Task objective → In the data below, find every line with the word "England" and copy it out.

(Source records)
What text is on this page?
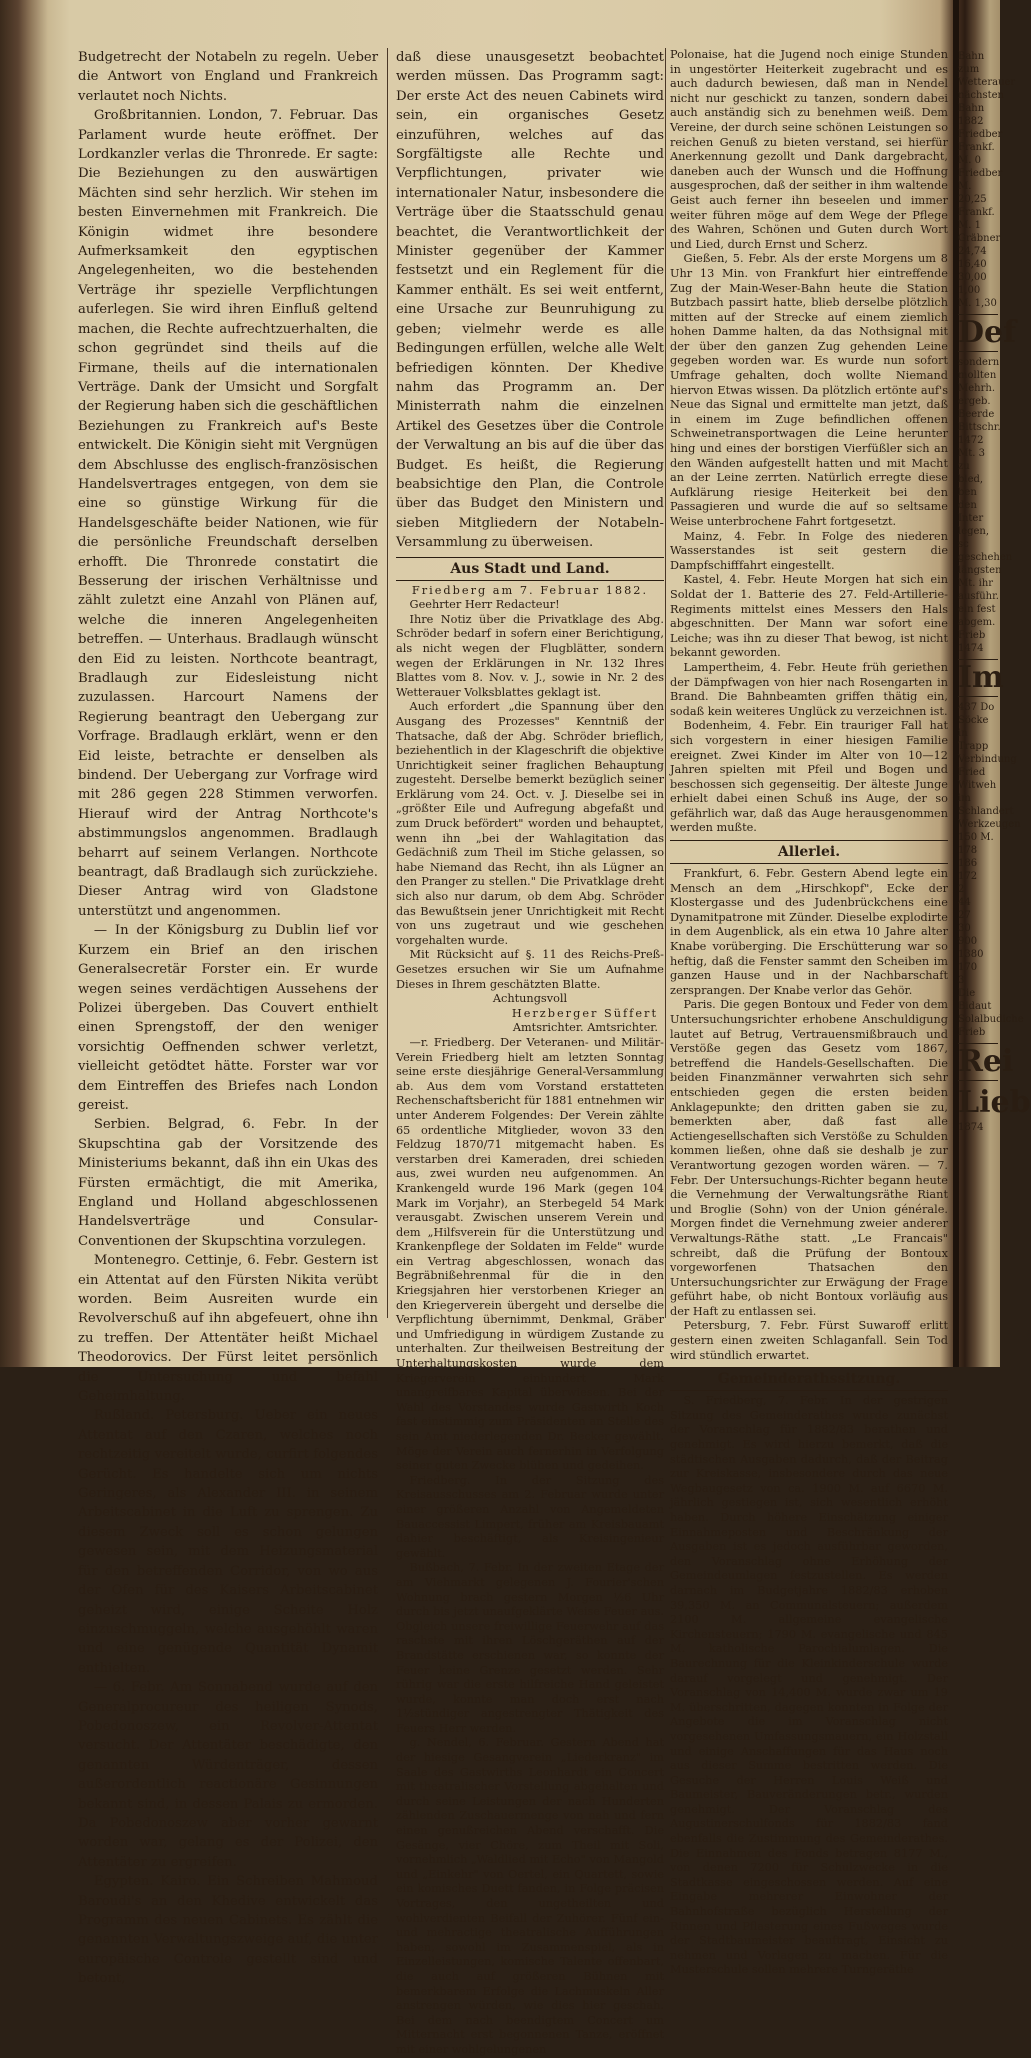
Budgetrecht der Notabeln zu regeln. Ueber die Antwort von England und Frankreich verlautet noch Nichts.

Großbritannien. London, 7. Februar. Das Parlament wurde heute eröffnet. Der Lordkanzler verlas die Thronrede. Er sagte: Die Beziehungen zu den auswärtigen Mächten sind sehr herzlich. Wir stehen im besten Einvernehmen mit Frankreich. Die Königin widmet ihre besondere Aufmerksamkeit den egyptischen Angelegenheiten, wo die bestehenden Verträge ihr spezielle Verpflichtungen auferlegen. Sie wird ihren Einfluß geltend machen, die Rechte aufrechtzuerhalten, die schon gegründet sind theils auf die Firmane, theils auf die internationalen Verträge. Dank der Umsicht und Sorgfalt der Regierung haben sich die geschäftlichen Beziehungen zu Frankreich auf's Beste entwickelt. Die Königin sieht mit Vergnügen dem Abschlusse des englisch-französischen Handelsvertrages entgegen, von dem sie eine so günstige Wirkung für die Handelsgeschäfte beider Nationen, wie für die persönliche Freundschaft derselben erhofft. Die Thronrede constatirt die Besserung der irischen Verhältnisse und zählt zuletzt eine Anzahl von Plänen auf, welche die inneren Angelegenheiten betreffen. — Unterhaus. Bradlaugh wünscht den Eid zu leisten. Northcote beantragt, Bradlaugh zur Eidesleistung nicht zuzulassen. Harcourt Namens der Regierung beantragt den Uebergang zur Vorfrage. Bradlaugh erklärt, wenn er den Eid leiste, betrachte er denselben als bindend. Der Uebergang zur Vorfrage wird mit 286 gegen 228 Stimmen verworfen. Hierauf wird der Antrag Northcote's abstimmungslos angenommen. Bradlaugh beharrt auf seinem Verlangen. Northcote beantragt, daß Bradlaugh sich zurückziehe. Dieser Antrag wird von Gladstone unterstützt und angenommen.

— In der Königsburg zu Dublin lief vor Kurzem ein Brief an den irischen Generalsecretär Forster ein. Er wurde wegen seines verdächtigen Aussehens der Polizei übergeben. Das Couvert enthielt einen Sprengstoff, der den weniger vorsichtig Oeffnenden schwer verletzt, vielleicht getödtet hätte. Forster war vor dem Eintreffen des Briefes nach London gereist.

Serbien. Belgrad, 6. Febr. In der Skupschtina gab der Vorsitzende des Ministeriums bekannt, daß ihn ein Ukas des Fürsten ermächtigt, die mit Amerika, England und Holland abgeschlossenen Handelsverträge und Consular-Conventionen der Skupschtina vorzulegen.

Montenegro. Cettinje, 6. Febr. Gestern ist ein Attentat auf den Fürsten Nikita verübt worden. Beim Ausreiten wurde ein Revolverschuß auf ihn abgefeuert, ohne ihn zu treffen. Der Attentäter heißt Michael Theodorovics. Der Fürst leitet persönlich die Untersuchung und befahl Geheimhaltung.

Rußland. Petersburg. Ueber ein neues Attentat auf den Czaren, welches noch rechtzeitig vereitelt wurde, curfirt folgendes Gerücht. Es handelte sich um nichts Geringeres, als Alexander III. in seinem Arbeitscabinet in die Luft zu sprengen. Zu diesem Zweck soll es schon gelungen gewesen sein, mit dem Heizungsmaterial für den betreffenden Corridor, von wo aus der Ofen für des Kaisers Arbeitscabinet geheizt wird, einige Scheite Holz einzuschmuggeln, welche ausgehöhlt waren und eine genügende Quantität Dynamit enthielten.

— 6. Febr. Am Sonnabend wurde auf den Generalprocureur des heiligen Synods, Pobedonoszew, ein Revolver-Attentat versucht. Der Attentäter beschädigte, den genannten Würdenträger, dessen außerordentlich reactionäre Gesinnungen bekannt sind, in dessen Palais zu ermorden. Da Pobedonoszew aber vorher gewarnt worden war, gelang es der Polizei, den Attentäter zu ergreifen.

Egypten. Kairo. Ein Schreiben Mahmoud Baroudi's an den Khedive entwickelt das Programm des neuen Cabinets. Es zählt die genannten Verwaltungszweige auf, die unter europäische Controle gestellt sind und betont,

daß diese unausgesetzt beobachtet werden müssen. Das Programm sagt: Der erste Act des neuen Cabinets wird sein, ein organisches Gesetz einzuführen, welches auf das Sorgfältigste alle Rechte und Verpflichtungen, privater wie internationaler Natur, insbesondere die Verträge über die Staatsschuld genau beachtet, die Verantwortlichkeit der Minister gegenüber der Kammer festsetzt und ein Reglement für die Kammer enthält. Es sei weit entfernt, eine Ursache zur Beunruhigung zu geben; vielmehr werde es alle Bedingungen erfüllen, welche alle Welt befriedigen könnten. Der Khedive nahm das Programm an. Der Ministerrath nahm die einzelnen Artikel des Gesetzes über die Controle der Verwaltung an bis auf die über das Budget. Es heißt, die Regierung beabsichtige den Plan, die Controle über das Budget den Ministern und sieben Mitgliedern der Notabeln-Versammlung zu überweisen.

Aus Stadt und Land.

Friedberg am 7. Februar 1882.

Geehrter Herr Redacteur!

Ihre Notiz über die Privatklage des Abg. Schröder bedarf in sofern einer Berichtigung, als nicht wegen der Flugblätter, sondern wegen der Erklärungen in Nr. 132 Ihres Blattes vom 8. Nov. v. J., sowie in Nr. 2 des Wetterauer Volksblattes geklagt ist.

Auch erfordert „die Spannung über den Ausgang des Prozesses" Kenntniß der Thatsache, daß der Abg. Schröder brieflich, beziehentlich in der Klageschrift die objektive Unrichtigkeit seiner fraglichen Behauptung zugesteht. Derselbe bemerkt bezüglich seiner Erklärung vom 24. Oct. v. J. Dieselbe sei in „größter Eile und Aufregung abgefaßt und zum Druck befördert" worden und behauptet, wenn ihn „bei der Wahlagitation das Gedächniß zum Theil im Stiche gelassen, so habe Niemand das Recht, ihn als Lügner an den Pranger zu stellen." Die Privatklage dreht sich also nur darum, ob dem Abg. Schröder das Bewußtsein jener Unrichtigkeit mit Recht von uns zugetraut und wie geschehen vorgehalten wurde.

Mit Rücksicht auf §. 11 des Reichs-Preß-Gesetzes ersuchen wir Sie um Aufnahme Dieses in Ihrem geschätzten Blatte.

Achtungsvoll

Herzberger Süffert

Amtsrichter. Amtsrichter.

—r. Friedberg. Der Veteranen- und Militär-Verein Friedberg hielt am letzten Sonntag seine erste diesjährige General-Versammlung ab. Aus dem vom Vorstand erstatteten Rechenschaftsbericht für 1881 entnehmen wir unter Anderem Folgendes: Der Verein zählte 65 ordentliche Mitglieder, wovon 33 den Feldzug 1870/71 mitgemacht haben. Es verstarben drei Kameraden, drei schieden aus, zwei wurden neu aufgenommen. An Krankengeld wurde 196 Mark (gegen 104 Mark im Vorjahr), an Sterbegeld 54 Mark verausgabt. Zwischen unserem Verein und dem „Hilfsverein für die Unterstützung und Krankenpflege der Soldaten im Felde" wurde ein Vertrag abgeschlossen, wonach das Begräbnißehrenmal für die in den Kriegsjahren hier verstorbenen Krieger an den Kriegerverein übergeht und derselbe die Verpflichtung übernimmt, Denkmal, Gräber und Umfriedigung in würdigem Zustande zu unterhalten. Zur theilweisen Bestreitung der Unterhaltungskosten wurde dem Kriegerverein einhundert Mark unangreifbares Kapital überwiesen. Bei der Wahl des Vorstandes wurde Gastwirth Koch fast einstimmig zum Präsidenten an Stelle des sein Amt niederlegenden Dr. Becker gewählt. Möge der Verein auch fernerhin in Verfolgung seiner guten Zwecke blühen und gedeihen.

Friedberg. In der Sitzung des Kreisausschusses am 2. Februar wurde unter einer größeren Anzahl von Angemeldeten Bauaccessist Limpert, früher am Kreisbauamt dahier beschäftigt, als Kreisingenieur gewählt.

Bußbach, 7. Febr. In der zweiten Etage der am Viehmarkt gelegenen J. Fourier'schen Wohnung brach gestern Morgen ½6 Uhr durch bis jetzt unaufgeklärte Weise Feuer aus. Obgleich unsere freiwillige Feuerwehr auf das raschste mit ihren Löschgeräthen auf der Brandstätte erschienen war, so konnte der Feuer keine Grenze gesetzt werden. Sehr rührig war die erste hilfreiche Hand geleistet wurde, konnte man doch erst nach 1½stündiger angestrengter Thätigkeit des Feuers Herr werden.

g. Nendel, 6. Februar. Gestern Abend hat der hiesige Gesangverein „Liederkranz" im Saale des Gastwirths Leonhardt ein Concert mit theatralischer Vorstellung abgehalten und durch seine Leistungen der nach Hunderten zählenden Zuschauermenge von nah und fern einen genußreichen Abend verschafft. Die Gesänge, vier Chöre, zum Theil mit Soli, vornehmlich „Waldlied mit Echo" von Mangold und „Einkehr" von Oertel, ein Quartett, sowie ein komisches Duett fanden, in Folge präcisen Vortrages, den ungetheilten und wohlverdienten Beifall der Zuhörer. Fünf ein- und mehractige theatralische Aufführungen haben, sowohl im Zusammenspiel, als in Einzelleistungen, komische Talente offenbart, die auch auf größeren Bühnen mit bemerkbarem Erfolge die Lachmuskeln Aller anstrengen würden, wie dies hier geschah. Bei dem nach beendigtem Concert um Mitternacht erst begonnenen Tanze, eröffnet mit einer wohlgelungenen

Polonaise, hat die Jugend noch einige Stunden in ungestörter Heiterkeit zugebracht und es auch dadurch bewiesen, daß man in Nendel nicht nur geschickt zu tanzen, sondern dabei auch anständig sich zu benehmen weiß. Dem Vereine, der durch seine schönen Leistungen so reichen Genuß zu bieten verstand, sei hierfür Anerkennung gezollt und Dank dargebracht, daneben auch der Wunsch und die Hoffnung ausgesprochen, daß der seither in ihm waltende Geist auch ferner ihn beseelen und immer weiter führen möge auf dem Wege der Pflege des Wahren, Schönen und Guten durch Wort und Lied, durch Ernst und Scherz.

Gießen, 5. Febr. Als der erste Morgens um 8 Uhr 13 Min. von Frankfurt hier eintreffende Zug der Main-Weser-Bahn heute die Station Butzbach passirt hatte, blieb derselbe plötzlich mitten auf der Strecke auf einem ziemlich hohen Damme halten, da das Nothsignal mit der über den ganzen Zug gehenden Leine gegeben worden war. Es wurde nun sofort Umfrage gehalten, doch wollte Niemand hiervon Etwas wissen. Da plötzlich ertönte auf's Neue das Signal und ermittelte man jetzt, daß in einem im Zuge befindlichen offenen Schweinetransportwagen die Leine herunter hing und eines der borstigen Vierfüßler sich an den Wänden aufgestellt hatten und mit Macht an der Leine zerrten. Natürlich erregte diese Aufklärung riesige Heiterkeit bei den Passagieren und wurde die auf so seltsame Weise unterbrochene Fahrt fortgesetzt.

Mainz, 4. Febr. In Folge des niederen Wasserstandes ist seit gestern die Dampfschifffahrt eingestellt.

Kastel, 4. Febr. Heute Morgen hat sich ein Soldat der 1. Batterie des 27. Feld-Artillerie-Regiments mittelst eines Messers den Hals abgeschnitten. Der Mann war sofort eine Leiche; was ihn zu dieser That bewog, ist nicht bekannt geworden.

Lampertheim, 4. Febr. Heute früh geriethen der Dämpfwagen von hier nach Rosengarten in Brand. Die Bahnbeamten griffen thätig ein, sodaß kein weiteres Unglück zu verzeichnen ist.

Bodenheim, 4. Febr. Ein trauriger Fall hat sich vorgestern in einer hiesigen Familie ereignet. Zwei Kinder im Alter von 10—12 Jahren spielten mit Pfeil und Bogen und beschossen sich gegenseitig. Der älteste Junge erhielt dabei einen Schuß ins Auge, der so gefährlich war, daß das Auge herausgenommen werden mußte.

Allerlei.

Frankfurt, 6. Febr. Gestern Abend legte ein Mensch an dem „Hirschkopf", Ecke der Klostergasse und des Judenbrückchens eine Dynamitpatrone mit Zünder. Dieselbe explodirte in dem Augenblick, als ein etwa 10 Jahre alter Knabe vorüberging. Die Erschütterung war so heftig, daß die Fenster sammt den Scheiben im ganzen Hause und in der Nachbarschaft zersprangen. Der Knabe verlor das Gehör.

Paris. Die gegen Bontoux und Feder von dem Untersuchungsrichter erhobene Anschuldigung lautet auf Betrug, Vertrauensmißbrauch und Verstöße gegen das Gesetz vom 1867, betreffend die Handels-Gesellschaften. Die beiden Finanzmänner verwahrten sich sehr entschieden gegen die ersten beiden Anklagepunkte; den dritten gaben sie zu, bemerkten aber, daß fast alle Actiengesellschaften sich Verstöße zu Schulden kommen ließen, ohne daß sie deshalb je zur Verantwortung gezogen worden wären. — 7. Febr. Der Untersuchungs-Richter begann heute die Vernehmung der Verwaltungsräthe Riant und Broglie (Sohn) von der Union générale. Morgen findet die Vernehmung zweier anderer Verwaltungs-Räthe statt. „Le Francais" schreibt, daß die Prüfung der Bontoux vorgeworfenen Thatsachen den Untersuchungsrichter zur Erwägung der Frage geführt habe, ob nicht Bontoux vorläufig aus der Haft zu entlassen sei.

Petersburg, 7. Febr. Fürst Suwaroff erlitt gestern einen zweiten Schlaganfall. Sein Tod wird stündlich erwartet.

Gemeinderathssitzung.

S. Friedberg, 7. Febr. In der gestrigen Sitzung des Gemeinderathes wurde zunächst der Voranschlag für 1882/83 berathen und genehmigt. Es wird hierzu bemerkt, daß die städtischen Ausgaben dadurch, daß der Beitrag zur Kreiskasse, insbesondere durch das neue Wegbaugesetz von ca. 1900 M. auf 6670 M. jährlich gestiegen ist, sich wesentlich erhöht haben. Durch höhere Einschätzung einiger Einnahmeposten und Beschränkung der Ausgaben ist es jedoch ausführbar geworden, den Voranschlag ohne Erhöhung der Gemeindeumlagen festzustellen. Es werden darnach im Budgetjahre 1882/83 erhoben 39,350 M. an Communalsteuern; außerdem 2100 M. allgemeine evangelische Kirchensteuern; 1790 M. evangelische und 845 M. katholische Parochialumlagen. Die Baurechnung für die Kleinkinderschule wurde darauf vorgelegt und genehmigt. Der Voranschlag von 14,400 M. wurde zwar um 19 M. überschritten, dagegen konnten in Folge der Angebote die im Voranschlag nicht vorgesehenen Umfassungsmauern, ein Holzstall und einige Anschaffungen für das Haus noch aus dieser Summe bestritten werden. Die Gesuche der Herren Louis Weiß und Baumeister, Bauveränderungen betr., wurden genehmigt. Der Voranschlag des Augustinerschulfonds für 1882/83 fand ebenfalls die Zustimmung des Gemeinderathes. Die Einnahmen des Fonds betragen 8177 M., von denen 7200 für Schulzwecke in die Stadtkasse eingeschossen werden. Auf eine Eingabe mehrerer Einwohner der Bahnhofstraße bezüglich Herstellung der Rinnen und Pflasterung eines Fußweges wurde der Stadtbaumeister beauftragt, Einsicht zu nehmen und Vorlagen zu machen. Für die Musterschule sollen mehrere Turngeräthe

Bahn
zum
Wetterauer
nächsten
Bahn
1882
Friedber
Frankf.
M. 0
Friedber
M. 20,25
Frankf.
M. 1
Gräbner
24,74
16,40
30,00
1,00
M. 1,30
Def
sondern
mollten
Mehrh.
ergeb.
Beerde
Bittschr.
1472
Mt. 3 zu
bled, ben
den Inter
legen, sc
geschehen
längsten
Mt. ihr
ausführ.
ein fest
abgem.
Frieb
1474
Im
437 Do
Söcke in
Trapp
Verbindung
Fried
Witweh
im
Schlandert
Werkzeugen
150 M.
178
186
172
2
44
27
30
900
1380
170
3
Die
Bidaut
Solalbudiche
Frieb
Rei
Lieb
1874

Response to this exercise →
Budgetrecht der Notabeln zu regeln. Ueber die Antwort von England und Frankreich verlautet noch Nichts.
Serbien. Belgrad, 6. Febr. In der Skupschtina gab der Vorsitzende des Ministeriums bekannt, daß ihn ein Ukas des Fürsten ermächtigt, die mit Amerika, England und Holland abgeschlossenen Handelsverträge und Consular-Conventionen der Skupschtina vorzulegen.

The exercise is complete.